## YOUR GOAL
Keep only the lines where "ylabel" appears.

(Dataset entries on figures)
- - -

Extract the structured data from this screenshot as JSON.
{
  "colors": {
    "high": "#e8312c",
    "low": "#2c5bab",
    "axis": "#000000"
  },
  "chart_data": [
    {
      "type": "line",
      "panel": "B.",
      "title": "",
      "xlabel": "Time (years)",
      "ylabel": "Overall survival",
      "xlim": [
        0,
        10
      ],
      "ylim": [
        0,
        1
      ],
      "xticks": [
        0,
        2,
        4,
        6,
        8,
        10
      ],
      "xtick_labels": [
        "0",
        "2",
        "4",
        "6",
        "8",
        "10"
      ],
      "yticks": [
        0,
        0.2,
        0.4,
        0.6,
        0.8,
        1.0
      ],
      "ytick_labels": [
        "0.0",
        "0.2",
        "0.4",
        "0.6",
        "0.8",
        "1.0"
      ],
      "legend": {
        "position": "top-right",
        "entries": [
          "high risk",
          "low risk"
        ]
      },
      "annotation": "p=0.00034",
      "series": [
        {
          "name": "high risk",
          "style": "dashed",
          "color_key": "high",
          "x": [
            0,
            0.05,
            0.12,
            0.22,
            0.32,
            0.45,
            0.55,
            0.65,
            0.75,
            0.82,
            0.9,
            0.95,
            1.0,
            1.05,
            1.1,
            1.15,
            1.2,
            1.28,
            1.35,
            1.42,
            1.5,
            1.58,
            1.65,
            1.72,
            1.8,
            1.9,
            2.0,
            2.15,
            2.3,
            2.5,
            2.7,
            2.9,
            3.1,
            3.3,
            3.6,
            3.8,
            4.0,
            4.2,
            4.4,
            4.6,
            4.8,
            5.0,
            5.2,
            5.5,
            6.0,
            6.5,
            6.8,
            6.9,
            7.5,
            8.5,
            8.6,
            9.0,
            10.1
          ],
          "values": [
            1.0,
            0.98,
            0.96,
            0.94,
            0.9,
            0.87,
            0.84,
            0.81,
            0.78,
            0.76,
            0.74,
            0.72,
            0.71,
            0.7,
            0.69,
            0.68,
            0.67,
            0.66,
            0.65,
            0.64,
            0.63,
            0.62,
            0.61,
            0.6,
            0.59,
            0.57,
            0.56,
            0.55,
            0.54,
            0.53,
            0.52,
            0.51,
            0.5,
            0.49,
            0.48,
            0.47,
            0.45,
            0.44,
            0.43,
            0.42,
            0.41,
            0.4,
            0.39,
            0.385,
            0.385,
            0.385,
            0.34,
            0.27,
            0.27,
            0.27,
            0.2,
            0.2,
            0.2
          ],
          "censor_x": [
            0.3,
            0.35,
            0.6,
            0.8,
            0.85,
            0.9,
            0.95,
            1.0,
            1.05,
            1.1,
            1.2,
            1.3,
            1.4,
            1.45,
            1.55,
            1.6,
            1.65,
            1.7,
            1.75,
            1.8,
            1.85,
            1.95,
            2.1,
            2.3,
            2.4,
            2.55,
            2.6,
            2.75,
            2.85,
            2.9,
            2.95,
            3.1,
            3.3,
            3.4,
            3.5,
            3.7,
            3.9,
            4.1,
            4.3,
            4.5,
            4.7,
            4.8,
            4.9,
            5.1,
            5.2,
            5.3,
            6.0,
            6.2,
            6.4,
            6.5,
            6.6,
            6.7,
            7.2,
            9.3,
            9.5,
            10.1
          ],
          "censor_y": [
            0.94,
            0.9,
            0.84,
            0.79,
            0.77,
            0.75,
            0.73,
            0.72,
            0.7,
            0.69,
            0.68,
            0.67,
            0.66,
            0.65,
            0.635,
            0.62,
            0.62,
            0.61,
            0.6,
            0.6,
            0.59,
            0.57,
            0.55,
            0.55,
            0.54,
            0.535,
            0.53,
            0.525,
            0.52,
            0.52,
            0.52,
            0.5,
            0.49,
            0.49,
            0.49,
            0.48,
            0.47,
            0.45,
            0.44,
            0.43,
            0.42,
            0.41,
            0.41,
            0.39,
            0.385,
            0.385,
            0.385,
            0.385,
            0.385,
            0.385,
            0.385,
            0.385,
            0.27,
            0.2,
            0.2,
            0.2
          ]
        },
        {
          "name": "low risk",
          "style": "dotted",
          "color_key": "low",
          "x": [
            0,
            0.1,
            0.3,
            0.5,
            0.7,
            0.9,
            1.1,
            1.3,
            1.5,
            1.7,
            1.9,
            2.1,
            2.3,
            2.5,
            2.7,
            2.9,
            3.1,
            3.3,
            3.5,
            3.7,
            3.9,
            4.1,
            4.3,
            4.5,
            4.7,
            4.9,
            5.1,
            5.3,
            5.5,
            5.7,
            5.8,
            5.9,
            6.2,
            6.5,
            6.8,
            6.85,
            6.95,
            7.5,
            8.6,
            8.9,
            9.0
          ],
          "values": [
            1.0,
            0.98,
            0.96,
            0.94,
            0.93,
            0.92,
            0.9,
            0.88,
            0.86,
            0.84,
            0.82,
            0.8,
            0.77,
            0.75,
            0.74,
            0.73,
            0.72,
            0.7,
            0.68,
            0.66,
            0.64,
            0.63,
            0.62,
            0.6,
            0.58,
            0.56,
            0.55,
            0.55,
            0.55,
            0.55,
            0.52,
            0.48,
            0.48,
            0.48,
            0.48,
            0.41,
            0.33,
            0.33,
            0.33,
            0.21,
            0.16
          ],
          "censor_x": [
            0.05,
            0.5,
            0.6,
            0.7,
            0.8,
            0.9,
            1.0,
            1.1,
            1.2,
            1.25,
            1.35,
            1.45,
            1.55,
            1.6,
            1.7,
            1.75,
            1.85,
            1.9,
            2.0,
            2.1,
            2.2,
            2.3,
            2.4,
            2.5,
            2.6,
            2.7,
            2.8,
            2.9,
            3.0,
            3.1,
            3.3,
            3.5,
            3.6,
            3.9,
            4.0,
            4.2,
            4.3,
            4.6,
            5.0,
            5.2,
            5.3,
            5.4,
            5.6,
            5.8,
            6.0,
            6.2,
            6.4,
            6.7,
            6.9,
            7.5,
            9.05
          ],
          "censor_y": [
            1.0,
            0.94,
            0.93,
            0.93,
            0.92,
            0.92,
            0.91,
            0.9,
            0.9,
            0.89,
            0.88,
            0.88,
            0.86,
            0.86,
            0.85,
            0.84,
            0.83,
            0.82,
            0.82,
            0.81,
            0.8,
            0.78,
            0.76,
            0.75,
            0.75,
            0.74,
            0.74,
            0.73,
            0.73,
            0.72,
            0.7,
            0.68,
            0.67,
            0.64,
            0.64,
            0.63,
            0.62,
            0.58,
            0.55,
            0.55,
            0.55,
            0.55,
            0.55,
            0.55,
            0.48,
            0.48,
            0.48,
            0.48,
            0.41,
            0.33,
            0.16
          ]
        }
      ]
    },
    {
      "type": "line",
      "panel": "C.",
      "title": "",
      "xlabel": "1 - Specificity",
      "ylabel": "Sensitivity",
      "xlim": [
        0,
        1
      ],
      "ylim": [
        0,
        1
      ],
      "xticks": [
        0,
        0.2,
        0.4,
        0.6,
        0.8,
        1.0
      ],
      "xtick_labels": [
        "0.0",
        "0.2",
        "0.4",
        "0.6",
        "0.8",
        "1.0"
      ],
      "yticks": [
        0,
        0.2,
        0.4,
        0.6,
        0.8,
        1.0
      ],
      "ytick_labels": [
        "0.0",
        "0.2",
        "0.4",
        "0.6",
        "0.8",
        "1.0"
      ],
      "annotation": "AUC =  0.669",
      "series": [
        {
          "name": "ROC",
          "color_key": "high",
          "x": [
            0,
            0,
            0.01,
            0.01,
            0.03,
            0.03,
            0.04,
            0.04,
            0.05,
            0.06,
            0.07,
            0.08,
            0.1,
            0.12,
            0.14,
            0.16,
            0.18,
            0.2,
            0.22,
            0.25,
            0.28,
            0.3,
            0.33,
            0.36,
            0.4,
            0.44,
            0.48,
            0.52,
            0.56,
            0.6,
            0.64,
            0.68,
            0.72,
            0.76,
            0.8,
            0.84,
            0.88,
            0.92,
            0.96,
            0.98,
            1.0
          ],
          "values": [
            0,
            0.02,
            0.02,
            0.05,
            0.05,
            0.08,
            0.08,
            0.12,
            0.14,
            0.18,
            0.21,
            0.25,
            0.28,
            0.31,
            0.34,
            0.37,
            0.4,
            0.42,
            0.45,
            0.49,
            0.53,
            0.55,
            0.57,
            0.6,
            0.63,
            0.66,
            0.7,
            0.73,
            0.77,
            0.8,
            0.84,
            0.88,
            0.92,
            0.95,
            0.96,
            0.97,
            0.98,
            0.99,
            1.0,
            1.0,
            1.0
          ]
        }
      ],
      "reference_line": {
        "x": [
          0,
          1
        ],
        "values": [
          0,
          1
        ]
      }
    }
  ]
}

- - -

## SOLUTION BELOW
      "ylabel": "Overall survival",
      "ylabel": "Sensitivity",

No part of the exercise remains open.